==== Dataset records

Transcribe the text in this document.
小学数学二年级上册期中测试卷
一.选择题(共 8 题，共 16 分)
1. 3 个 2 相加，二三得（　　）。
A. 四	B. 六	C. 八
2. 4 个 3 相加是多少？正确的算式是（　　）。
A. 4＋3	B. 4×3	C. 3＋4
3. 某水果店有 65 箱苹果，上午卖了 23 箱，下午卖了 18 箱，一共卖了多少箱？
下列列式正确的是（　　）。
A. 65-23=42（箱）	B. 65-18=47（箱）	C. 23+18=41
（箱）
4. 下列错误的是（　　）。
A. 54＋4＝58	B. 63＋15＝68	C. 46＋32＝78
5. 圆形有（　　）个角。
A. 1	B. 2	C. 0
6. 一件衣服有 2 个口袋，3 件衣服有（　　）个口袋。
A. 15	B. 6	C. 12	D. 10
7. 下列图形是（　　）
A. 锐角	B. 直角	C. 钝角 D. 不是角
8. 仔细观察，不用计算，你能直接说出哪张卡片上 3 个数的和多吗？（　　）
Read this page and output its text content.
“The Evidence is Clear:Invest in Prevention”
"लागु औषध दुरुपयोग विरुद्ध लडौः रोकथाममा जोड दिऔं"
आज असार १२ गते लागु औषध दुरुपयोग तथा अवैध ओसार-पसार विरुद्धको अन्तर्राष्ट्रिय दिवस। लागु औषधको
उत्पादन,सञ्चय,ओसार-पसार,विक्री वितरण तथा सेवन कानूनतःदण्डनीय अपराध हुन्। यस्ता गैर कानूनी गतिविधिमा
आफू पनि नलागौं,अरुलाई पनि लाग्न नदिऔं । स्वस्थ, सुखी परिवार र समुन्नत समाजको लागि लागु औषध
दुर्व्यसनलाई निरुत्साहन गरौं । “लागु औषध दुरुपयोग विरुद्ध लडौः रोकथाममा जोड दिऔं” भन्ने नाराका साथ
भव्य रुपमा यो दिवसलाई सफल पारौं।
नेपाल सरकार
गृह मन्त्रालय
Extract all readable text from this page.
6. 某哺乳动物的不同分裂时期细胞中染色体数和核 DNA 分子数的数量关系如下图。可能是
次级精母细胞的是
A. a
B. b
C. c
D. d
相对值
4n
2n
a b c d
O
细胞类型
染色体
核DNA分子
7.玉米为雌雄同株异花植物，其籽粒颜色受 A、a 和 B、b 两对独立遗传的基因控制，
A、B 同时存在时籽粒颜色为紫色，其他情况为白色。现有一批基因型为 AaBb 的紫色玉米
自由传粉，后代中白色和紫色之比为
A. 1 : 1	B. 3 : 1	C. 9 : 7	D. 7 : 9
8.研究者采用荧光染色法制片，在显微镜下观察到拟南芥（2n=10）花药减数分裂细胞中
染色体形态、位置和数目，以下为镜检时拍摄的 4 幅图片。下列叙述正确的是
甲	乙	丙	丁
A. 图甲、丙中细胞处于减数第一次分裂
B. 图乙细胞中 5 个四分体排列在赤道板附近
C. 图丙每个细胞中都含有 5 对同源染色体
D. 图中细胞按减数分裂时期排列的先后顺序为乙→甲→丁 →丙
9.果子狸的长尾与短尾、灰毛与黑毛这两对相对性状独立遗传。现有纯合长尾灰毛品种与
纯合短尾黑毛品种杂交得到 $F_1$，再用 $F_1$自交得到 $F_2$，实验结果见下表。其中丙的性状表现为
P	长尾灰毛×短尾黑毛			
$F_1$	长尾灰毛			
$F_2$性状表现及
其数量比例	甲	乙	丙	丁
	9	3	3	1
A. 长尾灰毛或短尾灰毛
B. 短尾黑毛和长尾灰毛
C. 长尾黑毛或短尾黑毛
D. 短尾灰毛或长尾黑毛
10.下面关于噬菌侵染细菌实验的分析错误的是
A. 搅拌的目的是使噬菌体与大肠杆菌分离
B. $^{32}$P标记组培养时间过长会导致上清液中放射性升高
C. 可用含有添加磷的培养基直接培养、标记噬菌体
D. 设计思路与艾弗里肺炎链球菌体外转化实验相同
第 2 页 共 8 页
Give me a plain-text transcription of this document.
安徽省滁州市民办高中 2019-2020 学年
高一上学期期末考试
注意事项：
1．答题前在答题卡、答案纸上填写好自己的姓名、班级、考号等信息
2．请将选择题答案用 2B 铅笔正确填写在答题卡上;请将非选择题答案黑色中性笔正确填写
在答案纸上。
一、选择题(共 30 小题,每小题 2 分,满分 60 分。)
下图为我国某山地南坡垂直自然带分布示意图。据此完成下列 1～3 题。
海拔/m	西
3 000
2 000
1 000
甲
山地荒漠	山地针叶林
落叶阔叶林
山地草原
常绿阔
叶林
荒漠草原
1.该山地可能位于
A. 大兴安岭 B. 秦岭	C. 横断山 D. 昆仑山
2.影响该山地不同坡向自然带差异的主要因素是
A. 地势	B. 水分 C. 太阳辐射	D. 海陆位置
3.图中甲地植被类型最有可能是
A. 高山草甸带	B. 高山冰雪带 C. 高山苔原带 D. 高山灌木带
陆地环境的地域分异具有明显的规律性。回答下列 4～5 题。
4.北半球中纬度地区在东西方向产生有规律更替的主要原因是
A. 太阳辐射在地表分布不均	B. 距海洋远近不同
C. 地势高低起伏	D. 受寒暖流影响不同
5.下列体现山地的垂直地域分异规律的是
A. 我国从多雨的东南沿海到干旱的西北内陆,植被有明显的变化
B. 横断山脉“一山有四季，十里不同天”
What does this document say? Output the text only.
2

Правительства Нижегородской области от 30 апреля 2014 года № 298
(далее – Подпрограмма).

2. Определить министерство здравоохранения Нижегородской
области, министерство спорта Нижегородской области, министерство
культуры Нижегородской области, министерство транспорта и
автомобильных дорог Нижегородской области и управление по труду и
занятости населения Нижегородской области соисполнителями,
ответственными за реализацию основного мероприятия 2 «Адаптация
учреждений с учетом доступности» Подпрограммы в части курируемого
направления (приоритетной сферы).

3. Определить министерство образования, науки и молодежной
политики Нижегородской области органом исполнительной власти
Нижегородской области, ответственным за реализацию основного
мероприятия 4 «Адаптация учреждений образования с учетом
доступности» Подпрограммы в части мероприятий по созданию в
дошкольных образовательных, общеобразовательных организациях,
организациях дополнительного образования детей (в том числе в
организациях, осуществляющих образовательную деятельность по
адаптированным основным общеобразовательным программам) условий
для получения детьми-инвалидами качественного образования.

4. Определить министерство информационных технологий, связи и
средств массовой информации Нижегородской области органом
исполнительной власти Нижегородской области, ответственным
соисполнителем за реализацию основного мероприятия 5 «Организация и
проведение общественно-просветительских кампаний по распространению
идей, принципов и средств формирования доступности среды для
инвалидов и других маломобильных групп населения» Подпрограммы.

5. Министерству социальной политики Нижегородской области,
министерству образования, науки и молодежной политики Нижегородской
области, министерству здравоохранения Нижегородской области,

========

From the line containing "What does this" down to the last line, reproduce the records exactly. Include both ends.

What does this document say? Output the text only.
2

Правительства Нижегородской области от 30 апреля 2014 года № 298
(далее – Подпрограмма).

2. Определить министерство здравоохранения Нижегородской
области, министерство спорта Нижегородской области, министерство
культуры Нижегородской области, министерство транспорта и
автомобильных дорог Нижегородской области и управление по труду и
занятости населения Нижегородской области соисполнителями,
ответственными за реализацию основного мероприятия 2 «Адаптация
учреждений с учетом доступности» Подпрограммы в части курируемого
направления (приоритетной сферы).

3. Определить министерство образования, науки и молодежной
политики Нижегородской области органом исполнительной власти
Нижегородской области, ответственным за реализацию основного
мероприятия 4 «Адаптация учреждений образования с учетом
доступности» Подпрограммы в части мероприятий по созданию в
дошкольных образовательных, общеобразовательных организациях,
организациях дополнительного образования детей (в том числе в
организациях, осуществляющих образовательную деятельность по
адаптированным основным общеобразовательным программам) условий
для получения детьми-инвалидами качественного образования.

4. Определить министерство информационных технологий, связи и
средств массовой информации Нижегородской области органом
исполнительной власти Нижегородской области, ответственным
соисполнителем за реализацию основного мероприятия 5 «Организация и
проведение общественно-просветительских кампаний по распространению
идей, принципов и средств формирования доступности среды для
инвалидов и других маломобильных групп населения» Подпрограммы.

5. Министерству социальной политики Нижегородской области,
министерству образования, науки и молодежной политики Нижегородской
области, министерству здравоохранения Нижегородской области,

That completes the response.